▶ _Exercise prompt_
Search the data for the word "group". Reproduce every line where it is found.

►

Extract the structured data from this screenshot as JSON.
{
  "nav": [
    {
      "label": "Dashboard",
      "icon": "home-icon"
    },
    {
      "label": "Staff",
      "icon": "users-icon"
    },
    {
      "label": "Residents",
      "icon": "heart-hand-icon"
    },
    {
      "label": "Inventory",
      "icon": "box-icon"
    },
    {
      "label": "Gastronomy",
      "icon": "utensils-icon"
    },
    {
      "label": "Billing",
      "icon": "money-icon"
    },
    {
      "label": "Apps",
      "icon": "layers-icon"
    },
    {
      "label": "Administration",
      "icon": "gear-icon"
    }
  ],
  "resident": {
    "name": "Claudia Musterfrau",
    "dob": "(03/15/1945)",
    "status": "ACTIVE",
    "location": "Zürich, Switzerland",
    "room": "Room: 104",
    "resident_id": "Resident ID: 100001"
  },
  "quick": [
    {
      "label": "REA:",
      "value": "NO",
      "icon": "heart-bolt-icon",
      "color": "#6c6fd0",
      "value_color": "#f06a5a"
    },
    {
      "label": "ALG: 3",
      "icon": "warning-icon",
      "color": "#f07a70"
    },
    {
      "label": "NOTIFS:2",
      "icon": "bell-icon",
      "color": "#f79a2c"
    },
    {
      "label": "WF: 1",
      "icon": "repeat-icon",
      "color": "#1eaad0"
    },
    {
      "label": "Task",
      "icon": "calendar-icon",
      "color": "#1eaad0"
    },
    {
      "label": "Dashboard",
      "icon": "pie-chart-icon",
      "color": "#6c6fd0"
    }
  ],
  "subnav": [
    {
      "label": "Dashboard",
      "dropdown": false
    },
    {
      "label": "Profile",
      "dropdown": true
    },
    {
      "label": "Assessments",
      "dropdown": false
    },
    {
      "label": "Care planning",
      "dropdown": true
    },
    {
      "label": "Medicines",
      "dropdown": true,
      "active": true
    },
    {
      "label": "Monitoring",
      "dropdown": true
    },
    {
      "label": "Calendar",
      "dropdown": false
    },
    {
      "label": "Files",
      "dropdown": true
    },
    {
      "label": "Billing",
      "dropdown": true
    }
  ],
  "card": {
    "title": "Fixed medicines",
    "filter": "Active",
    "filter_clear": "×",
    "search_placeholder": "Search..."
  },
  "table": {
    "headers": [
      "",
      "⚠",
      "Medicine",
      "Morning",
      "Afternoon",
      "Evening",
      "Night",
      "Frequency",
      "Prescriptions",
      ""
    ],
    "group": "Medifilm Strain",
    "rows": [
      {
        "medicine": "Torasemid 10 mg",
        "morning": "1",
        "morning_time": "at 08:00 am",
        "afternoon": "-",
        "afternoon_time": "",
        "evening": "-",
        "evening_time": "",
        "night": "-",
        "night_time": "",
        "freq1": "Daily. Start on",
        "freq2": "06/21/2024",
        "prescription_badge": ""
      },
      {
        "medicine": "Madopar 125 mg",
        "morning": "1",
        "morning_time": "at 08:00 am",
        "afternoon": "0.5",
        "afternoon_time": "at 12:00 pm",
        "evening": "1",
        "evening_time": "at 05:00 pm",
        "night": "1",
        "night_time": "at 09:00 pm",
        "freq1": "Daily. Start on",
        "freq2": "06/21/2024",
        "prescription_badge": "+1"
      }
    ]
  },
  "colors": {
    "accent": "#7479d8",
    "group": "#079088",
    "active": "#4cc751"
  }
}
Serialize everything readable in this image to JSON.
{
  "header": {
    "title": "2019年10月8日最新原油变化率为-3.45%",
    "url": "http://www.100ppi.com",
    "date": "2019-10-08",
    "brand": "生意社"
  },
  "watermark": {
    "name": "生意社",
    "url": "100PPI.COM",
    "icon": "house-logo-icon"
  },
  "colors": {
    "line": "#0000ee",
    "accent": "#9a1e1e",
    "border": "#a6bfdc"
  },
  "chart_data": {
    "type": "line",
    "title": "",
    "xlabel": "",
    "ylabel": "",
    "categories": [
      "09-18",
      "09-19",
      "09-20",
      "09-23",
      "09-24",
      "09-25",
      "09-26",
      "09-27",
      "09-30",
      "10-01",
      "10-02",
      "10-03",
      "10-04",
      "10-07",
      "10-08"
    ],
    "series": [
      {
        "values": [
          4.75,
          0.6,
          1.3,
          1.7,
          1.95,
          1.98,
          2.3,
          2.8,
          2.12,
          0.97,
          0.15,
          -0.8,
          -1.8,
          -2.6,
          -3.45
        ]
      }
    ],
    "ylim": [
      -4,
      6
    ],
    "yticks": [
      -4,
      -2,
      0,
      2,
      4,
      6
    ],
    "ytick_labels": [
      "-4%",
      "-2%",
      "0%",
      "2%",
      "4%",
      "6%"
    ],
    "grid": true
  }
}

◄

▶ _Solved problem_
    "group": "Medifilm Strain",
    "group": "#079088",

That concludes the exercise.